(Data items)
-=-=-

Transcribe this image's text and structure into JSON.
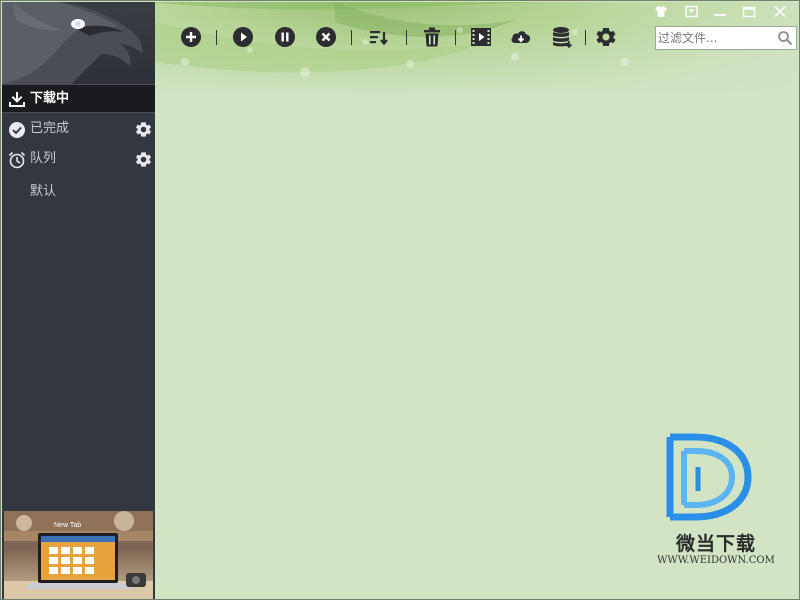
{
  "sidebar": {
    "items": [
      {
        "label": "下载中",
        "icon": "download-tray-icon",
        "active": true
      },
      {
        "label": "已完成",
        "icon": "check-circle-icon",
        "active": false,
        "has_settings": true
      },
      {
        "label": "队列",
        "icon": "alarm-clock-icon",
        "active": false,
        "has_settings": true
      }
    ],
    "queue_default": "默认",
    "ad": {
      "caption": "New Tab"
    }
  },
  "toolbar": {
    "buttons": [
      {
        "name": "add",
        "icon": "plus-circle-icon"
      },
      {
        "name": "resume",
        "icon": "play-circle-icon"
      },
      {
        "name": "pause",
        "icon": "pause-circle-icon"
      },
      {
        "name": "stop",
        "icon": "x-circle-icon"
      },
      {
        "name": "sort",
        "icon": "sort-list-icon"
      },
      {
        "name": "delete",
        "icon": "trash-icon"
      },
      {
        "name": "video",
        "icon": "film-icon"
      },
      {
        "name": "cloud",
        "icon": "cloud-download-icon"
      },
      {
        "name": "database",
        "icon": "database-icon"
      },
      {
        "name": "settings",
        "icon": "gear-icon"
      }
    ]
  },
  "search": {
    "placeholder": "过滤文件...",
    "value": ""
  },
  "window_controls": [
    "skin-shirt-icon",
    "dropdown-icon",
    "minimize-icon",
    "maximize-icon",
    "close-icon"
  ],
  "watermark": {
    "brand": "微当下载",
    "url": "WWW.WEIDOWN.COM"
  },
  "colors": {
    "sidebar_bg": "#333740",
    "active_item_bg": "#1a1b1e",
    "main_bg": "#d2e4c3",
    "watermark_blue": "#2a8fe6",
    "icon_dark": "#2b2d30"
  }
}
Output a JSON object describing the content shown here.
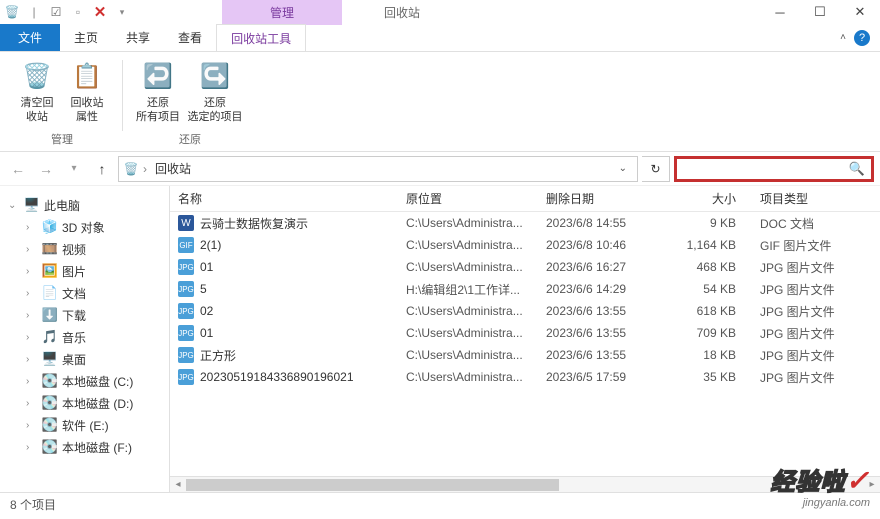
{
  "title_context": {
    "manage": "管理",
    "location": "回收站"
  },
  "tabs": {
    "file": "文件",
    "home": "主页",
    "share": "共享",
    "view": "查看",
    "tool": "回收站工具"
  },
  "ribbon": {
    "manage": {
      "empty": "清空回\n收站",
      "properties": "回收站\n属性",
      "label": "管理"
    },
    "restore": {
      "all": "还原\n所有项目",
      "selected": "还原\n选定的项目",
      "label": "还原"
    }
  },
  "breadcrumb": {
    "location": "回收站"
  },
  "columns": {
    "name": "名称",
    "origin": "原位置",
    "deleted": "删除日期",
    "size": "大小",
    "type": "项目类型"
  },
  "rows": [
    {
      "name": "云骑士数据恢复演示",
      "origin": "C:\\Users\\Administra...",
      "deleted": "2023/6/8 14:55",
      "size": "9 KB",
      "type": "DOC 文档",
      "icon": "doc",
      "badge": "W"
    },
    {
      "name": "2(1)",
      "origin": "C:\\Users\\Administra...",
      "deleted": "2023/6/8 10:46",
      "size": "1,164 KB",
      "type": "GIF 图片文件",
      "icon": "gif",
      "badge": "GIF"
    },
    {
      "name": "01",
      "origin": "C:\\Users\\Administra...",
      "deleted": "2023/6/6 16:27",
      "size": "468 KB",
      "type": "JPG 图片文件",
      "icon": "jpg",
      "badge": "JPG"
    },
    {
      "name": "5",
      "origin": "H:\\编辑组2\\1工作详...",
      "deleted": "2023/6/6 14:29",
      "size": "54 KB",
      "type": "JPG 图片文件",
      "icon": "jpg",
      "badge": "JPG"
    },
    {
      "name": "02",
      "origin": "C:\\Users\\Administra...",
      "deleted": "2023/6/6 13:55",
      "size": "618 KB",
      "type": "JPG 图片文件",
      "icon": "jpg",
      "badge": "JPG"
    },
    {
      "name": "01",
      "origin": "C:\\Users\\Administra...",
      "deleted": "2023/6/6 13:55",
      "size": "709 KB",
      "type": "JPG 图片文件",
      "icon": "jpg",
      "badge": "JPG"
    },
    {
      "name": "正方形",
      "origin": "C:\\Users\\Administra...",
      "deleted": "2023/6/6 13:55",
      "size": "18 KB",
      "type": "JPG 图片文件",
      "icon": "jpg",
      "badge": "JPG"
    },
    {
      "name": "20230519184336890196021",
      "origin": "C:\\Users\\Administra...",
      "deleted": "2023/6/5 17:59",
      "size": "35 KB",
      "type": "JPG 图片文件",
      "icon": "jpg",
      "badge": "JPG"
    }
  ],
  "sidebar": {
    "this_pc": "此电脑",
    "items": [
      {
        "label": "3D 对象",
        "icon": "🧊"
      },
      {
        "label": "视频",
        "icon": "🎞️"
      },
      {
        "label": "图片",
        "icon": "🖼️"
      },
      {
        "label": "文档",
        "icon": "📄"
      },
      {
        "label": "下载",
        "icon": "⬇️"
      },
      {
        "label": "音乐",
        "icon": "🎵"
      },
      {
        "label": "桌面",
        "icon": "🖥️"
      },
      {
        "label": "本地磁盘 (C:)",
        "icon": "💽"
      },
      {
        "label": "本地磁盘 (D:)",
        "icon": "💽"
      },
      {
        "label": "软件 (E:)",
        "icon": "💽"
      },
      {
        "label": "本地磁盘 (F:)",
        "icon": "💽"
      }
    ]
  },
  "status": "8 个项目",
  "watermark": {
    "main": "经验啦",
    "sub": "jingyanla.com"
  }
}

-=-=-

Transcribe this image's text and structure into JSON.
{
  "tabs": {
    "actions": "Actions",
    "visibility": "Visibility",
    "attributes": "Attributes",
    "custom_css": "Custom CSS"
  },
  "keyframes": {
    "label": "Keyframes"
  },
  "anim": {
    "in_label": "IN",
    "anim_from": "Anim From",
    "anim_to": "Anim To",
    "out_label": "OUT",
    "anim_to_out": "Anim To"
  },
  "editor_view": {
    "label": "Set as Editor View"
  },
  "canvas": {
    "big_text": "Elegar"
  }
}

-=-=-

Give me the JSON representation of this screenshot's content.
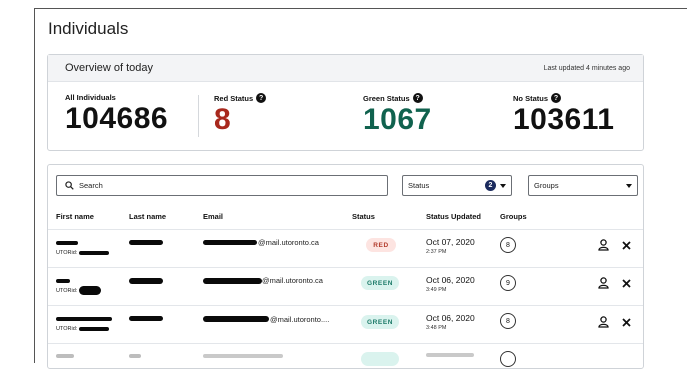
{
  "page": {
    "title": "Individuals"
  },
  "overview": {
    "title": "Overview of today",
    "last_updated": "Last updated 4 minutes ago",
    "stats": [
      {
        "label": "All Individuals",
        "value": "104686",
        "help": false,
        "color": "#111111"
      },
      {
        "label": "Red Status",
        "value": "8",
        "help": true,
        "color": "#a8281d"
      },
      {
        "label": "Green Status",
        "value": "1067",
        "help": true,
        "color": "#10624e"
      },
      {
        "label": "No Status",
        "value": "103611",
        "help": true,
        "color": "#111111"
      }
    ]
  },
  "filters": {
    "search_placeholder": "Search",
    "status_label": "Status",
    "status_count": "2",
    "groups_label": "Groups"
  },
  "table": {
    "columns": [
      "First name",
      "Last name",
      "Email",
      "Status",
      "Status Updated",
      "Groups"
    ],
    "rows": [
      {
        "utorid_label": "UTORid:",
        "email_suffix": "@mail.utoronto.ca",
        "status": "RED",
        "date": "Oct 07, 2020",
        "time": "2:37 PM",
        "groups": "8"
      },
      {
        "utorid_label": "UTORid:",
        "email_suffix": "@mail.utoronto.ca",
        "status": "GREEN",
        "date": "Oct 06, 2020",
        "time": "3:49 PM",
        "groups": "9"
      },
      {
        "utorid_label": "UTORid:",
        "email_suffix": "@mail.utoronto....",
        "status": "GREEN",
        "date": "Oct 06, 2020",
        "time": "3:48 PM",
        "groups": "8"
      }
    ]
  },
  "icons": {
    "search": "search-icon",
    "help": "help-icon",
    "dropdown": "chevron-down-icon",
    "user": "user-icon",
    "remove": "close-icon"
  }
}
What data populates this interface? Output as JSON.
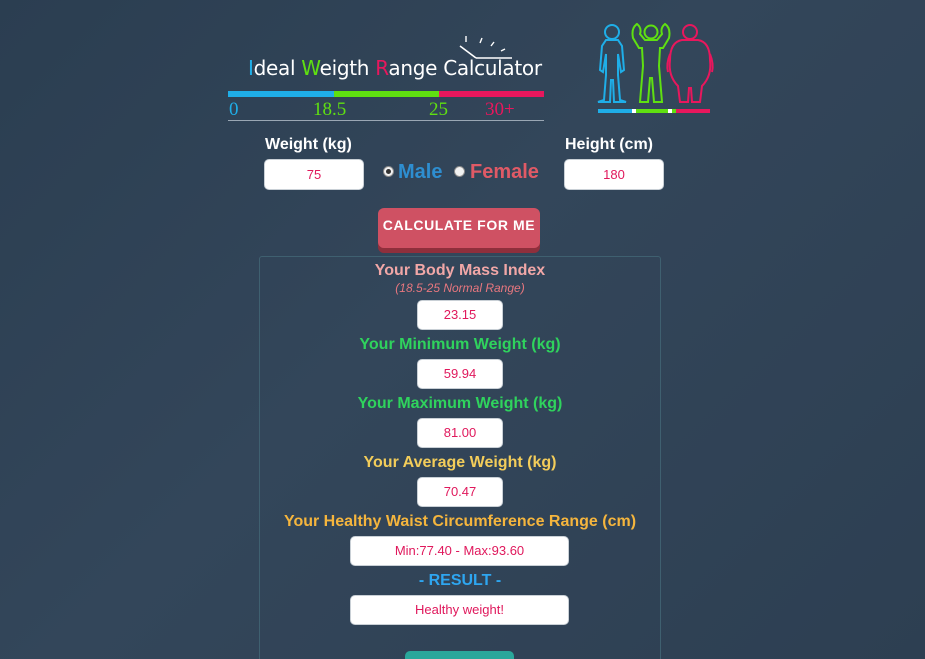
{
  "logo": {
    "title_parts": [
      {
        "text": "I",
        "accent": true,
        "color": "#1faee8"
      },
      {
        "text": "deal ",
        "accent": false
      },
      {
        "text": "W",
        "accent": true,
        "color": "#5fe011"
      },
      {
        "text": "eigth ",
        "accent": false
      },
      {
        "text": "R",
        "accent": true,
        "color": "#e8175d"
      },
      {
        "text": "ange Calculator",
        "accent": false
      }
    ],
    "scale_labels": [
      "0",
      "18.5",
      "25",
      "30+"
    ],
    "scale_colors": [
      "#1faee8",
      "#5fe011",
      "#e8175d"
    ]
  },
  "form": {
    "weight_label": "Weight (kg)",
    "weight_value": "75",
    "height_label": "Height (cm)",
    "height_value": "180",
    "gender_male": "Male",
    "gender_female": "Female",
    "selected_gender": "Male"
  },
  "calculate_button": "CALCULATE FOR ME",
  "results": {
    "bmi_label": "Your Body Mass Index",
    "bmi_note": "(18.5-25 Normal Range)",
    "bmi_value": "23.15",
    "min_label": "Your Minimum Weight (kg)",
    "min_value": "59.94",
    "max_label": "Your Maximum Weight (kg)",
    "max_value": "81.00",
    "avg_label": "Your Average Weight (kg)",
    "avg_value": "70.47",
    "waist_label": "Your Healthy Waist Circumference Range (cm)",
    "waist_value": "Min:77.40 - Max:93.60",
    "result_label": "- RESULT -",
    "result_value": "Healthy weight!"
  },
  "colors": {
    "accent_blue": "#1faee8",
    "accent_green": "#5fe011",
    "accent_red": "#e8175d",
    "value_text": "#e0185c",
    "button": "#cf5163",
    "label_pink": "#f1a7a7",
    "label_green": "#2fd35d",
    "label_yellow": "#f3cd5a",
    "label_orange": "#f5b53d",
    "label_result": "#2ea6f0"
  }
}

-=-=-

* [Task description]
Gather up the lines containing the word "Your" from these records and copy them.

* [Answer to this problem]
    "bmi_label": "Your Body Mass Index",
    "min_label": "Your Minimum Weight (kg)",
    "max_label": "Your Maximum Weight (kg)",
    "avg_label": "Your Average Weight (kg)",
    "waist_label": "Your Healthy Waist Circumference Range (cm)",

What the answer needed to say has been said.